Set down every entry again word for word, please, but skip the pictures.

■ Dataset extract:
--

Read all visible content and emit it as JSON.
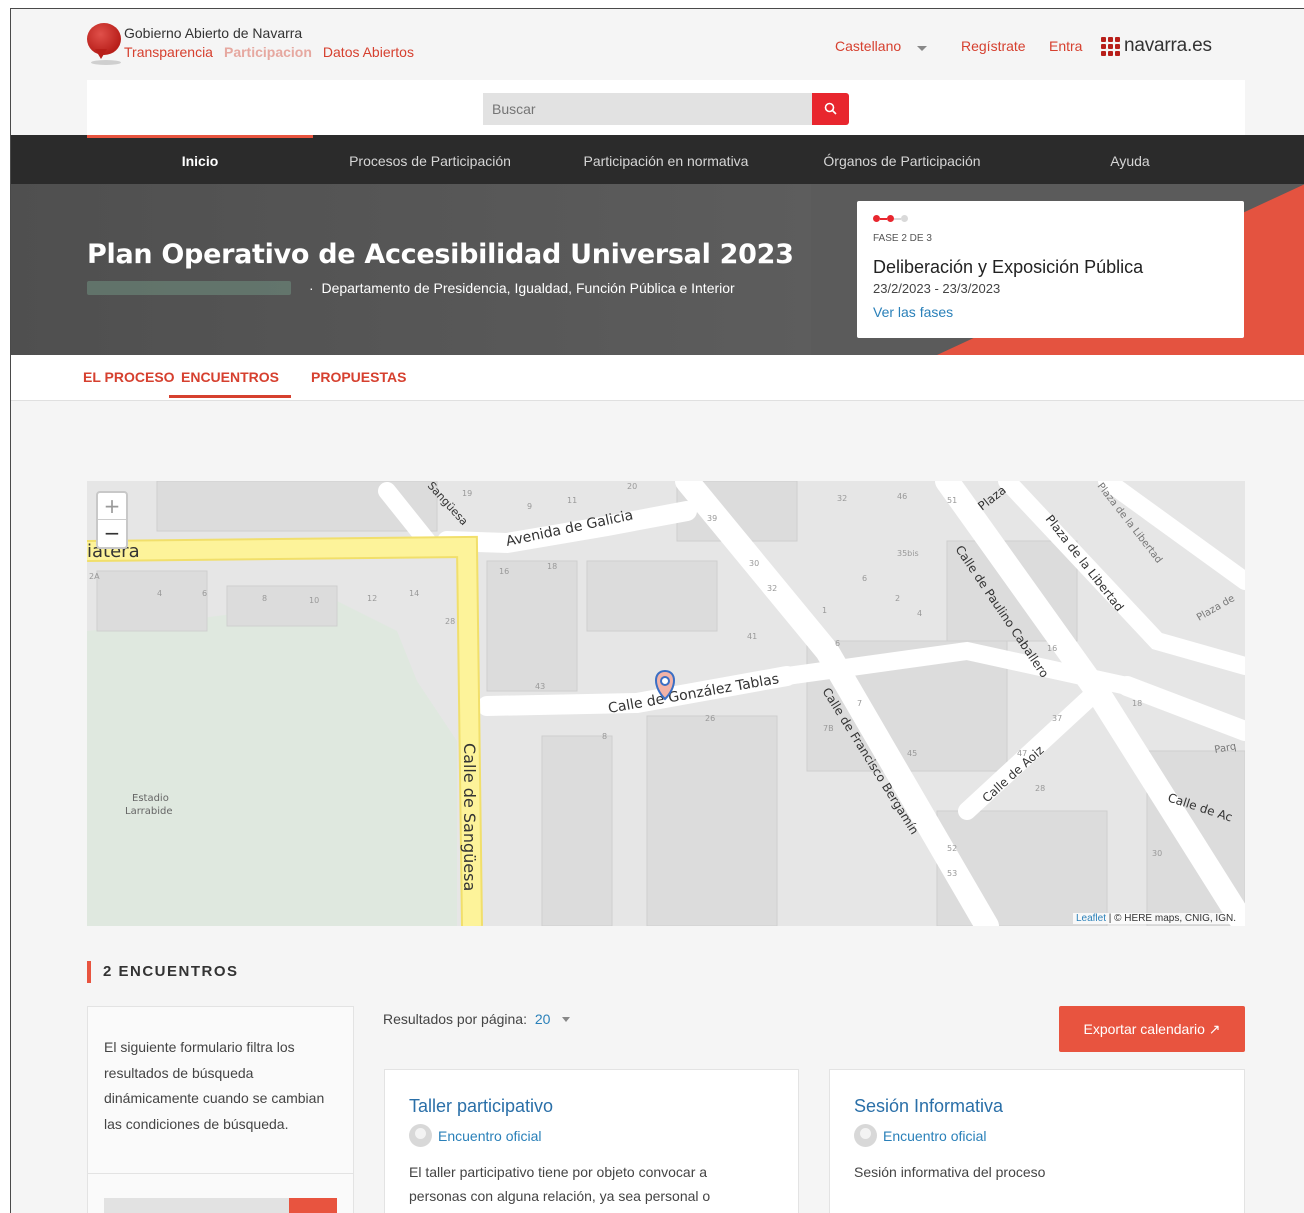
{
  "header": {
    "site_title": "Gobierno Abierto de Navarra",
    "links": [
      "Transparencia",
      "Participacion",
      "Datos Abiertos"
    ],
    "language": "Castellano",
    "register": "Regístrate",
    "login": "Entra",
    "brand": "navarra.es"
  },
  "search": {
    "placeholder": "Buscar"
  },
  "nav": {
    "items": [
      "Inicio",
      "Procesos de Participación",
      "Participación en normativa",
      "Órganos de Participación",
      "Ayuda"
    ],
    "active": "Inicio"
  },
  "hero": {
    "title": "Plan Operativo de Accesibilidad Universal 2023",
    "department": "Departamento de Presidencia, Igualdad, Función Pública e Interior",
    "phase": {
      "label": "FASE 2 DE 3",
      "name": "Deliberación y Exposición Pública",
      "dates": "23/2/2023 - 23/3/2023",
      "link": "Ver las fases"
    }
  },
  "subnav": {
    "tabs": [
      "EL PROCESO",
      "ENCUENTROS",
      "PROPUESTAS"
    ],
    "active": "ENCUENTROS"
  },
  "map": {
    "zoom_in": "+",
    "zoom_out": "−",
    "streets": [
      "Avenida de Galicia",
      "Calle de González Tablas",
      "Calle de Sangüesa",
      "Calle de Francisco Bergamín",
      "Calle de Paulino Caballero",
      "Plaza de la Libertad",
      "Calle de Aoiz",
      "Plaza",
      "Sangüesa",
      "Plaza de la Libertad",
      "Plaza de",
      "Calle de Ac",
      "Parq",
      "iatera"
    ],
    "place": [
      "Estadio",
      "Larrabide"
    ],
    "numbers": [
      "19",
      "9",
      "11",
      "20",
      "39",
      "46",
      "51",
      "16",
      "18",
      "2A",
      "4",
      "6",
      "8",
      "10",
      "12",
      "14",
      "28",
      "30",
      "32",
      "41",
      "43",
      "26",
      "8",
      "7",
      "7B",
      "45",
      "28",
      "47",
      "37",
      "16",
      "18",
      "52",
      "53",
      "30",
      "32",
      "35bis",
      "6",
      "2",
      "4",
      "6",
      "1",
      "3",
      "5"
    ],
    "attribution_leaflet": "Leaflet",
    "attribution_rest": " | © HERE maps, CNIG, IGN."
  },
  "encuentros": {
    "section_title": "2 ENCUENTROS",
    "filter_text": "El siguiente formulario filtra los resultados de búsqueda dinámicamente cuando se cambian las condiciones de búsqueda.",
    "per_page_label": "Resultados por página:",
    "per_page_value": "20",
    "export_label": "Exportar calendario ↗",
    "cards": [
      {
        "title": "Taller participativo",
        "owner": "Encuentro oficial",
        "description": "El taller participativo tiene por objeto convocar a personas con alguna relación, ya sea personal o"
      },
      {
        "title": "Sesión Informativa",
        "owner": "Encuentro oficial",
        "description": "Sesión informativa del proceso"
      }
    ]
  },
  "colors": {
    "accent": "#e8543f",
    "search_red": "#e8262e",
    "nav_bg": "#2b2b2b",
    "link_blue": "#2a80b9",
    "road_yellow": "#fdf39a"
  }
}
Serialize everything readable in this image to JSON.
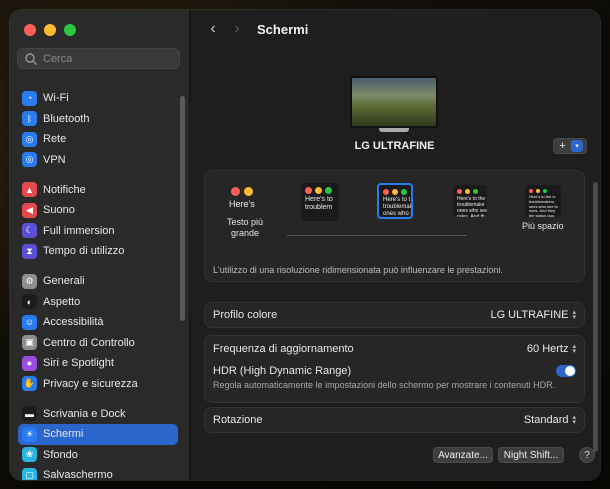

--

■ Output:
Read all visible content and emit it as JSON.
{
  "header": {
    "site_title": "Gobierno Abierto de Navarra",
    "links": [
      "Transparencia",
      "Participacion",
      "Datos Abiertos"
    ],
    "language": "Castellano",
    "register": "Regístrate",
    "login": "Entra",
    "brand": "navarra.es"
  },
  "search": {
    "placeholder": "Buscar"
  },
  "nav": {
    "items": [
      "Inicio",
      "Procesos de Participación",
      "Participación en normativa",
      "Órganos de Participación",
      "Ayuda"
    ],
    "active": "Inicio"
  },
  "hero": {
    "title": "Plan Operativo de Accesibilidad Universal 2023",
    "department": "Departamento de Presidencia, Igualdad, Función Pública e Interior",
    "phase": {
      "label": "FASE 2 DE 3",
      "name": "Deliberación y Exposición Pública",
      "dates": "23/2/2023 - 23/3/2023",
      "link": "Ver las fases"
    }
  },
  "subnav": {
    "tabs": [
      "EL PROCESO",
      "ENCUENTROS",
      "PROPUESTAS"
    ],
    "active": "ENCUENTROS"
  },
  "map": {
    "zoom_in": "+",
    "zoom_out": "−",
    "streets": [
      "Avenida de Galicia",
      "Calle de González Tablas",
      "Calle de Sangüesa",
      "Calle de Francisco Bergamín",
      "Calle de Paulino Caballero",
      "Plaza de la Libertad",
      "Calle de Aoiz",
      "Plaza",
      "Sangüesa",
      "Plaza de la Libertad",
      "Plaza de",
      "Calle de Ac",
      "Parq",
      "iatera"
    ],
    "place": [
      "Estadio",
      "Larrabide"
    ],
    "numbers": [
      "19",
      "9",
      "11",
      "20",
      "39",
      "46",
      "51",
      "16",
      "18",
      "2A",
      "4",
      "6",
      "8",
      "10",
      "12",
      "14",
      "28",
      "30",
      "32",
      "41",
      "43",
      "26",
      "8",
      "7",
      "7B",
      "45",
      "28",
      "47",
      "37",
      "16",
      "18",
      "52",
      "53",
      "30",
      "32",
      "35bis",
      "6",
      "2",
      "4",
      "6",
      "1",
      "3",
      "5"
    ],
    "attribution_leaflet": "Leaflet",
    "attribution_rest": " | © HERE maps, CNIG, IGN."
  },
  "encuentros": {
    "section_title": "2 ENCUENTROS",
    "filter_text": "El siguiente formulario filtra los resultados de búsqueda dinámicamente cuando se cambian las condiciones de búsqueda.",
    "per_page_label": "Resultados por página:",
    "per_page_value": "20",
    "export_label": "Exportar calendario ↗",
    "cards": [
      {
        "title": "Taller participativo",
        "owner": "Encuentro oficial",
        "description": "El taller participativo tiene por objeto convocar a personas con alguna relación, ya sea personal o"
      },
      {
        "title": "Sesión Informativa",
        "owner": "Encuentro oficial",
        "description": "Sesión informativa del proceso"
      }
    ]
  },
  "colors": {
    "accent": "#e8543f",
    "search_red": "#e8262e",
    "nav_bg": "#2b2b2b",
    "link_blue": "#2a80b9",
    "road_yellow": "#fdf39a"
  }
}
Serialize everything readable in this image to JSON.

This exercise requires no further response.